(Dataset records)
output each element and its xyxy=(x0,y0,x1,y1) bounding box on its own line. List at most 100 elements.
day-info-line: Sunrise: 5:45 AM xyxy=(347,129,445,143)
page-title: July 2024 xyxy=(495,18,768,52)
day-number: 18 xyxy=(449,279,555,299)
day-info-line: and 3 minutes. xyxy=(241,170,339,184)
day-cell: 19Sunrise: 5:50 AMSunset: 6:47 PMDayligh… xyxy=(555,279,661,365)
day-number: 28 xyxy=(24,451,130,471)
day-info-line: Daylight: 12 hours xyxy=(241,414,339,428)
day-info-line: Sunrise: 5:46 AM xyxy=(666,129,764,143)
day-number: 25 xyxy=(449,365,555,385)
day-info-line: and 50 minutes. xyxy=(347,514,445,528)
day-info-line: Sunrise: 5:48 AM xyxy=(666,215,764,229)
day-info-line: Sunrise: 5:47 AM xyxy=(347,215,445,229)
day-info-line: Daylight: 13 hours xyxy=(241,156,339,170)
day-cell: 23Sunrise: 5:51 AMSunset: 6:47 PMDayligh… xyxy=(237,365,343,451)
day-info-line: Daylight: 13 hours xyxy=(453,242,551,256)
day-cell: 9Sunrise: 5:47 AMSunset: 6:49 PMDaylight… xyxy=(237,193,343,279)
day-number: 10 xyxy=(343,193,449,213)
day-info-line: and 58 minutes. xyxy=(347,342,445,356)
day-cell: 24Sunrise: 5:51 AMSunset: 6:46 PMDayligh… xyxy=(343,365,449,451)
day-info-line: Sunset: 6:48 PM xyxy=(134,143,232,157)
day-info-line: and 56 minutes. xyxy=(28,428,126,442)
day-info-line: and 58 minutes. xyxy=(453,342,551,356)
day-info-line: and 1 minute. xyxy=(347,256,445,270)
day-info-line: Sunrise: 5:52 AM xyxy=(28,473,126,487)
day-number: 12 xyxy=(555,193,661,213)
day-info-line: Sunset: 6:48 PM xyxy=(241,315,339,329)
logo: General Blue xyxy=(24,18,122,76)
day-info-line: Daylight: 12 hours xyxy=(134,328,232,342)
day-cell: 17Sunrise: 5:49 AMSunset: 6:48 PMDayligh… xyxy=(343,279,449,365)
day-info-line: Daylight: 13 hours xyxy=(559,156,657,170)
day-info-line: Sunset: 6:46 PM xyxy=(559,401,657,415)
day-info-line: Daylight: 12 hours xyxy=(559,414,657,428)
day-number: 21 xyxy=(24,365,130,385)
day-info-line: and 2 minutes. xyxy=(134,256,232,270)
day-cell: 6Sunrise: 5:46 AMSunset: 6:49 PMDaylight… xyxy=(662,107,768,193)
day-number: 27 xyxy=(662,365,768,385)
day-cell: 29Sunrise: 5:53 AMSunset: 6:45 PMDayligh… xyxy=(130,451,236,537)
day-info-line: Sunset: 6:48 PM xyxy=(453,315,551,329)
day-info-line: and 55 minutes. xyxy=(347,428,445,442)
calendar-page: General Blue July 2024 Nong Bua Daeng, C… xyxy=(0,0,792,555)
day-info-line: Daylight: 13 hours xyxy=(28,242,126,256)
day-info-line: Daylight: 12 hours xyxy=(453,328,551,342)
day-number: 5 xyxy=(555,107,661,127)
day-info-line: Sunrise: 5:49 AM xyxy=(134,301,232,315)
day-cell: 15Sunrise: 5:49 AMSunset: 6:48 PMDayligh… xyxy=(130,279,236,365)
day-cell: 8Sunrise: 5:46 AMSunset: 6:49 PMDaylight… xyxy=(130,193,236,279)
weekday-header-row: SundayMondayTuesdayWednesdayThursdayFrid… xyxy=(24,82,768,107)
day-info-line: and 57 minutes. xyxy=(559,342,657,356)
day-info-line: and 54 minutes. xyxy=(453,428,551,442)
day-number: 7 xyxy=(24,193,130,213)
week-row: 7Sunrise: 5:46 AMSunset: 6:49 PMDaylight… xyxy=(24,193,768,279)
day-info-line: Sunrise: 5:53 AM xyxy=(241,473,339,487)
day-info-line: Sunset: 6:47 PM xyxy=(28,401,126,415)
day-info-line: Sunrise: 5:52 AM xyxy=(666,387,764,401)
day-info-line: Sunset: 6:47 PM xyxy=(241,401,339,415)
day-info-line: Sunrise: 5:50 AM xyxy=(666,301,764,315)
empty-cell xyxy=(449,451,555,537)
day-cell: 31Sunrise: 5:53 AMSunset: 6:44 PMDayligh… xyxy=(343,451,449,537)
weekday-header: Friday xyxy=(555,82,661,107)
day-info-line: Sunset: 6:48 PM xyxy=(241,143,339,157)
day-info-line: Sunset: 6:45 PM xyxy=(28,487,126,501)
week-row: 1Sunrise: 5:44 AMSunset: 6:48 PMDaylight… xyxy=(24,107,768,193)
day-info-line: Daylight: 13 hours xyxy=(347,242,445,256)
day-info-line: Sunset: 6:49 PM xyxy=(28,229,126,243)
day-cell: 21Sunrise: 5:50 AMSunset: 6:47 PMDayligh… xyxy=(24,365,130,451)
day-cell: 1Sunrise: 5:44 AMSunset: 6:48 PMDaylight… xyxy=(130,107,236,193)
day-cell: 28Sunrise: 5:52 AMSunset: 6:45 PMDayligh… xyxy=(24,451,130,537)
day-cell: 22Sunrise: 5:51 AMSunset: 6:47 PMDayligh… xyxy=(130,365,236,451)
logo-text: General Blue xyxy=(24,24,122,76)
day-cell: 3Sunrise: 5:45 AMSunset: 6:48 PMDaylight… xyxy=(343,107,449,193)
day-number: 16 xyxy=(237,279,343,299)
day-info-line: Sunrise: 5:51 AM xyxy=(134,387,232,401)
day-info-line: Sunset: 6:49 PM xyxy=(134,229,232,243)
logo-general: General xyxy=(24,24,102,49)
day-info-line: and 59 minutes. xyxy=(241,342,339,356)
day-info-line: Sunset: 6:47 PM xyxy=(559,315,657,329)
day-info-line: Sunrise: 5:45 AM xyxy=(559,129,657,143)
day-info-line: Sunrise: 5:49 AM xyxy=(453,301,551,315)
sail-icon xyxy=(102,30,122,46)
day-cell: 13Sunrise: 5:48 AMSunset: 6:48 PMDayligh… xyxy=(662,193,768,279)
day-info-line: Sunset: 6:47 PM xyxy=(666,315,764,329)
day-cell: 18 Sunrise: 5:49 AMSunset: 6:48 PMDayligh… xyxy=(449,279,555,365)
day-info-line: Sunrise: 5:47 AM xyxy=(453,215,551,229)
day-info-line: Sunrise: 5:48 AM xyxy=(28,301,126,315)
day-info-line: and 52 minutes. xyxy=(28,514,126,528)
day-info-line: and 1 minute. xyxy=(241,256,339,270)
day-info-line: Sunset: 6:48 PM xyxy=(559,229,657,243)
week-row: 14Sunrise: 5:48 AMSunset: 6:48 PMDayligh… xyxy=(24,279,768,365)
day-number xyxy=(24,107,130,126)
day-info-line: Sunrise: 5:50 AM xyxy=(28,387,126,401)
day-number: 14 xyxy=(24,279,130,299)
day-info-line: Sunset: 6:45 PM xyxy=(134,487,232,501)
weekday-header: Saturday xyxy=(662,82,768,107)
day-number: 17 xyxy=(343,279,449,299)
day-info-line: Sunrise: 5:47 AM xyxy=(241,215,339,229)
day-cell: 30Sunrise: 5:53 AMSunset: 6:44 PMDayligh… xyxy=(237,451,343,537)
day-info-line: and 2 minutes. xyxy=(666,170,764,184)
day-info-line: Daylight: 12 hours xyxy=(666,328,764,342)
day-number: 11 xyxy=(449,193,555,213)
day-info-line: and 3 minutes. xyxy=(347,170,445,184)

## GOAL:
Locate each line in the listing above that contains the string "header", treating uppercase and lowercase letters as distinct, and copy every such line.

## THE ANSWER:
weekday-header-row: SundayMondayTuesdayWednesdayThursdayFrid… xyxy=(24,82,768,107)
weekday-header: Friday xyxy=(555,82,661,107)
weekday-header: Saturday xyxy=(662,82,768,107)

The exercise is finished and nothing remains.